Written task
Every record should be written out exactly, with the pictures left out.

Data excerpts
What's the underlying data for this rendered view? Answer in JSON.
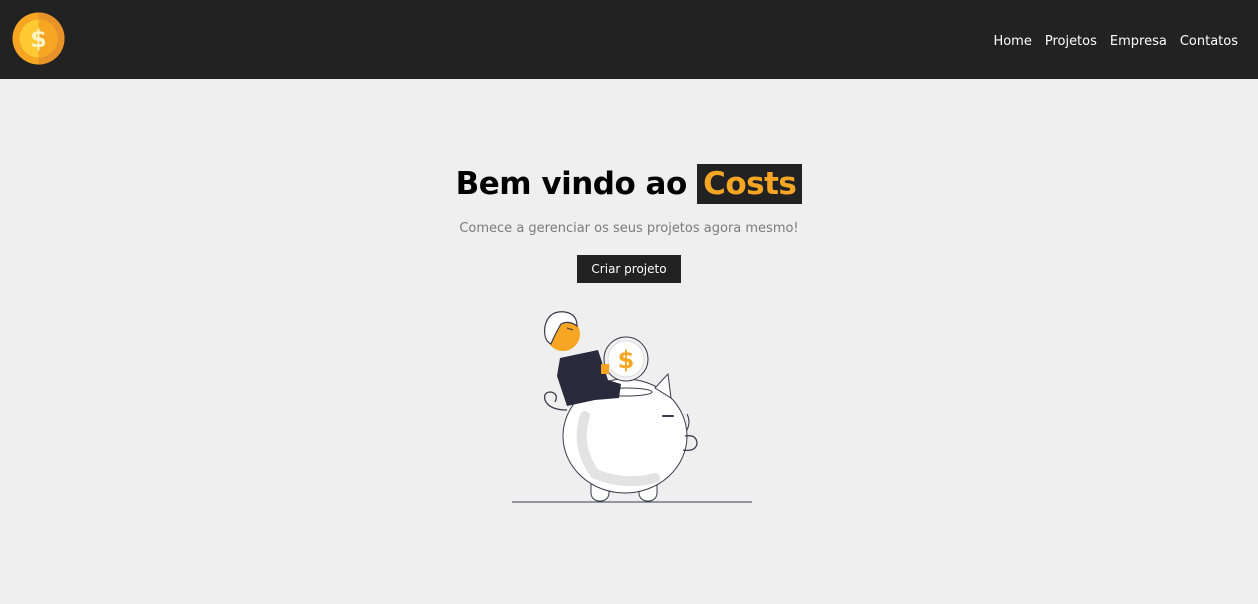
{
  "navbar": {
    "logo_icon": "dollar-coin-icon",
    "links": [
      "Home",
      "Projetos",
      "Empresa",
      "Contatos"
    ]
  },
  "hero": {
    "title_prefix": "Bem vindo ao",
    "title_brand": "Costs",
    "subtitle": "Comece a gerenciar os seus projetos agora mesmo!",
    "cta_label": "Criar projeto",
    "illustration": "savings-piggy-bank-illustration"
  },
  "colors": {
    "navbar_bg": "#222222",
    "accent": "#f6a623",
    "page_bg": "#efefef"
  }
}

Response below
What's the underlying data for this rendered view? Answer in JSON.
{
  "navbar": {
    "logo_icon": "dollar-coin-icon",
    "links": [
      "Home",
      "Projetos",
      "Empresa",
      "Contatos"
    ]
  },
  "hero": {
    "title_prefix": "Bem vindo ao",
    "title_brand": "Costs",
    "subtitle": "Comece a gerenciar os seus projetos agora mesmo!",
    "cta_label": "Criar projeto",
    "illustration": "savings-piggy-bank-illustration"
  },
  "colors": {
    "navbar_bg": "#222222",
    "accent": "#f6a623",
    "page_bg": "#efefef"
  }
}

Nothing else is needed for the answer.